Copy every line from the one that holds "OCR this image." to the end of the records below, exactly and with nothing else, but without any pictures.

*** RECORDS FOR THIS TASK

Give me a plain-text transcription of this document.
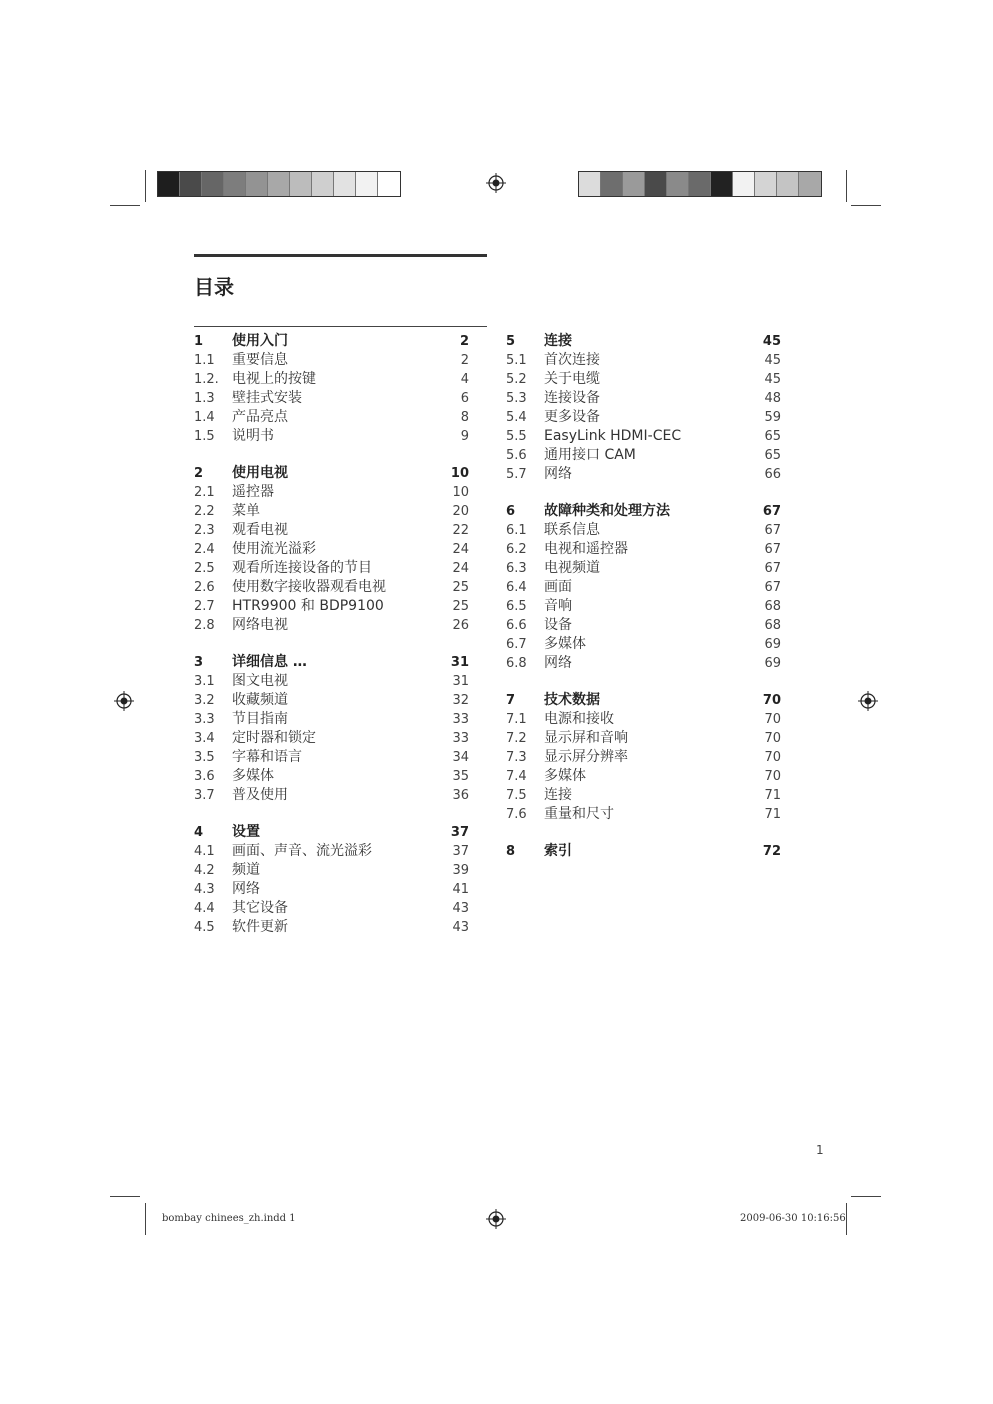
目录
1	使用入门	2
1.1	重要信息	2
1.2. 电视上的按键	4
1.3	壁挂式安装	6
1.4	产品亮点	8
1.5	说明书	9
2	使用电视	10
2.1	遥控器	10
2.2	菜单	20
2.3	观看电视	22
2.4	使用流光溢彩	24
2.5	观看所连接设备的节目	24
2.6	使用数字接收器观看电视	25
2.7	HTR9900 和 BDP9100	25
2.8	网络电视	26
3	详细信息 …	31
3.1	图文电视	31
3.2	收藏频道	32
3.3	节目指南	33
3.4	定时器和锁定	33
3.5	字幕和语言	34
3.6	多媒体	35
3.7	普及使用	36
4	设置	37
4.1	画面、声音、流光溢彩	37
4.2	频道	39
4.3	网络	41
4.4	其它设备	43
4.5	软件更新	43
5	连接	45
5.1	首次连接	45
5.2	关于电缆	45
5.3	连接设备	48
5.4	更多设备	59
5.5	EasyLink HDMI-CEC	65
5.6	通用接口 CAM	65
5.7	网络	66
6	故障种类和处理方法	67
6.1	联系信息	67
6.2	电视和遥控器	67
6.3	电视频道	67
6.4	画面	67
6.5	音响	68
6.6	设备	68
6.7	多媒体	69
6.8	网络	69
7	技术数据	70
7.1	电源和接收	70
7.2	显示屏和音响	70
7.3	显示屏分辨率	70
7.4	多媒体	70
7.5	连接	71
7.6	重量和尺寸	71
8	索引	72
1
bombay chinees_zh.indd 1	2009-06-30 10:16:56
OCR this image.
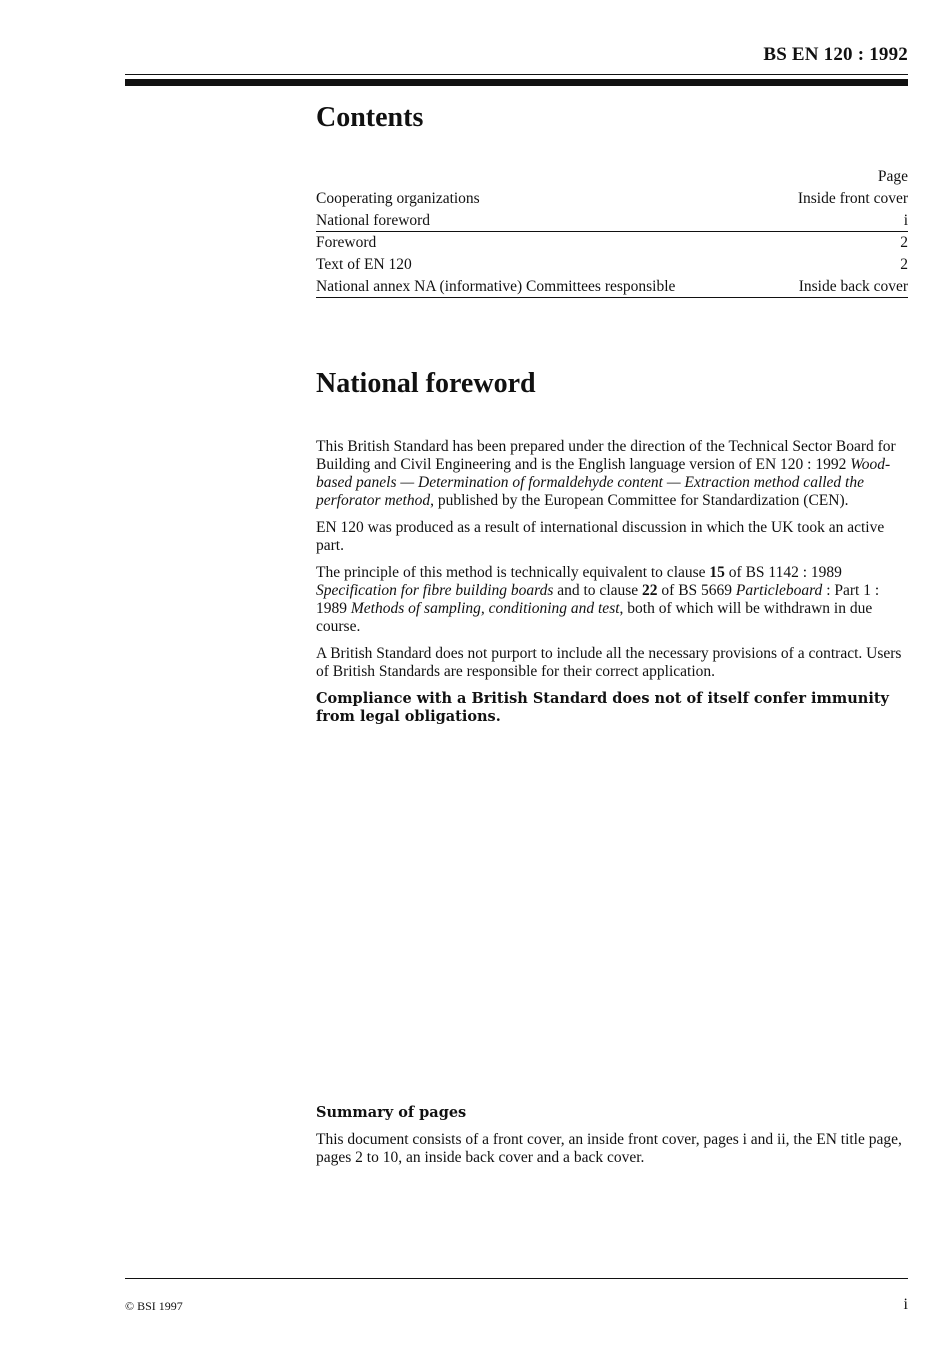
BS EN 120 : 1992
Contents
Page
Cooperating organizations	Inside front cover
National foreword	i
Foreword	2
Text of EN 120	2
National annex NA (informative) Committees responsible	Inside back cover
National foreword

This British Standard has been prepared under the direction of the Technical Sector Board for Building and Civil Engineering and is the English language version of EN 120 : 1992 Wood-based panels — Determination of formaldehyde content — Extraction method called the perforator method, published by the European Committee for Standardization (CEN).

EN 120 was produced as a result of international discussion in which the UK took an active part.

The principle of this method is technically equivalent to clause 15 of BS 1142 : 1989 Specification for fibre building boards and to clause 22 of BS 5669 Particleboard : Part 1 : 1989 Methods of sampling, conditioning and test, both of which will be withdrawn in due course.

A British Standard does not purport to include all the necessary provisions of a contract. Users of British Standards are responsible for their correct application.

Compliance with a British Standard does not of itself confer immunity from legal obligations.

Summary of pages
This document consists of a front cover, an inside front cover, pages i and ii, the EN title page, pages 2 to 10, an inside back cover and a back cover.
© BSI 1997	i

******

RESPONSE TO THE EXERCISE:
OCR this image.
BS EN 120 : 1992
Contents
Page
Cooperating organizations	Inside front cover
National foreword	i
Foreword	2
Text of EN 120	2
National annex NA (informative) Committees responsible	Inside back cover
National foreword

This British Standard has been prepared under the direction of the Technical Sector Board for Building and Civil Engineering and is the English language version of EN 120 : 1992 Wood-based panels — Determination of formaldehyde content — Extraction method called the perforator method, published by the European Committee for Standardization (CEN).

EN 120 was produced as a result of international discussion in which the UK took an active part.

The principle of this method is technically equivalent to clause 15 of BS 1142 : 1989 Specification for fibre building boards and to clause 22 of BS 5669 Particleboard : Part 1 : 1989 Methods of sampling, conditioning and test, both of which will be withdrawn in due course.

A British Standard does not purport to include all the necessary provisions of a contract. Users of British Standards are responsible for their correct application.

Compliance with a British Standard does not of itself confer immunity from legal obligations.

Summary of pages
This document consists of a front cover, an inside front cover, pages i and ii, the EN title page, pages 2 to 10, an inside back cover and a back cover.
© BSI 1997	i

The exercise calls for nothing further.